Dataset records START

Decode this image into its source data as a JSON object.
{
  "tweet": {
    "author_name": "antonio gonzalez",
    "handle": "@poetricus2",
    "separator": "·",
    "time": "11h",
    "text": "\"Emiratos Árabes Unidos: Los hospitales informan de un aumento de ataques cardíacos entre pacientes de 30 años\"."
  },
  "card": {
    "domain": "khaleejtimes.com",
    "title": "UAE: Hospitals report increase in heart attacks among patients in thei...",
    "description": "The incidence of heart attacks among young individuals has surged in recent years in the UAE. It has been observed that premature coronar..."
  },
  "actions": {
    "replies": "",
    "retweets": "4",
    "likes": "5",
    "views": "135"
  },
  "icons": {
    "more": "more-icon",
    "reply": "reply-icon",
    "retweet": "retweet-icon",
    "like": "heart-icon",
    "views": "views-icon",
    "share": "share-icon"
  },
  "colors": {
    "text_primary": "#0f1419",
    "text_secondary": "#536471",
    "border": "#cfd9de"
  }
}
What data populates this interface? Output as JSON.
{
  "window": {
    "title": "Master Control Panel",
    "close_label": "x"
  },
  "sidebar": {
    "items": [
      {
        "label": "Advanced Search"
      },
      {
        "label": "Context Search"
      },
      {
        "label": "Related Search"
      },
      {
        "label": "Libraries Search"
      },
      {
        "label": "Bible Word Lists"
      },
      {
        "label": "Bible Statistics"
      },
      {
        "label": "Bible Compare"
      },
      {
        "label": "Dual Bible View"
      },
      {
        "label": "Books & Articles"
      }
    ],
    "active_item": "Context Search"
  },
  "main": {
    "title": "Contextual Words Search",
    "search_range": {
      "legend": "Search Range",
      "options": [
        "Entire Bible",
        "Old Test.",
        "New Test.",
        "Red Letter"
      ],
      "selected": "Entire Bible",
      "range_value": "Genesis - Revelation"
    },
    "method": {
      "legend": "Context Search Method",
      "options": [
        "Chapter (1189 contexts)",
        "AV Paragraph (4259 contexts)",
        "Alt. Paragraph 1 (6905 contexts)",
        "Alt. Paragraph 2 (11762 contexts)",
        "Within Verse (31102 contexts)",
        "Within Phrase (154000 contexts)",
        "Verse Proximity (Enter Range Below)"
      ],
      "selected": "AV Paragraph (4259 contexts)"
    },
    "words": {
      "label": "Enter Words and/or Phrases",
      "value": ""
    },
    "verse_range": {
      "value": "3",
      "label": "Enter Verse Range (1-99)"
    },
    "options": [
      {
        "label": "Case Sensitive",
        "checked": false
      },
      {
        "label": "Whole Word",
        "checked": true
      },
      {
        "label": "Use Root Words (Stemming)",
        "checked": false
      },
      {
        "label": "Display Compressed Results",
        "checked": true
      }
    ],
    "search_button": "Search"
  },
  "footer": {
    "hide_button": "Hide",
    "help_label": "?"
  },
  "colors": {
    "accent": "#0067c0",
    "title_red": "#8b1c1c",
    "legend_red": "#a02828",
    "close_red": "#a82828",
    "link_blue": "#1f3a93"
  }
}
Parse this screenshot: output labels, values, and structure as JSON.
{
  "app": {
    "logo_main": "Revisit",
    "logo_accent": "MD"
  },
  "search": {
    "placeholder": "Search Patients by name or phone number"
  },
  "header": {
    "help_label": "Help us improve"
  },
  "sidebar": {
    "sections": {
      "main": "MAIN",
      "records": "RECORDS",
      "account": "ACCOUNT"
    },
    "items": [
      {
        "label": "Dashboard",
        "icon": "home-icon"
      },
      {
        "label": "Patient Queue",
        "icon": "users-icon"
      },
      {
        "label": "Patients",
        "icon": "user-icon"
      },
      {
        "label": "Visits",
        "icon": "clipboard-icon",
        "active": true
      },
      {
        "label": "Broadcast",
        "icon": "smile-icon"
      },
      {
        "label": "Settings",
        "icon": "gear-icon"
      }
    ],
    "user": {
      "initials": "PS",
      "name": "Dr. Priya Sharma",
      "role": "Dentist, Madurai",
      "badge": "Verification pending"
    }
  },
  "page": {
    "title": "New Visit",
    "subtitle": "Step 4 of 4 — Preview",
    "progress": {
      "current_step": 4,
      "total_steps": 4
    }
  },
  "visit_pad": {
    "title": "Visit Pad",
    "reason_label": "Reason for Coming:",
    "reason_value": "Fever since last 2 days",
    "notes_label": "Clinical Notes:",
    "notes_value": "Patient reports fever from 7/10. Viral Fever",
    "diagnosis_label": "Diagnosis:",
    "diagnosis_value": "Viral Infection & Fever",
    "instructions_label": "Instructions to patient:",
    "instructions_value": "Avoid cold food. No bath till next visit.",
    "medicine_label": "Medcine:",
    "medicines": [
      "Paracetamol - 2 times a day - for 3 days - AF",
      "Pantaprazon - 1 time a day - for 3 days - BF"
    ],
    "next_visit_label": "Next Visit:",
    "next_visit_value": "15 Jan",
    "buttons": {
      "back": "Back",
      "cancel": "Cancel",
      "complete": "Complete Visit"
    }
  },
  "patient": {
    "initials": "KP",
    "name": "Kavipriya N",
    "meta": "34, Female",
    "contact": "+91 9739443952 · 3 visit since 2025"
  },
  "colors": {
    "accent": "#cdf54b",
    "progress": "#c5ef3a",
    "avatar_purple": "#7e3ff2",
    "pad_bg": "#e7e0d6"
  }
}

Dataset records END

**Task to carry out**
Every line above with the word "days" belongs in the answer, copied as written.

**Answer section**
    "reason_value": "Fever since last 2 days",
      "Paracetamol - 2 times a day - for 3 days - AF",
      "Pantaprazon - 1 time a day - for 3 days - BF"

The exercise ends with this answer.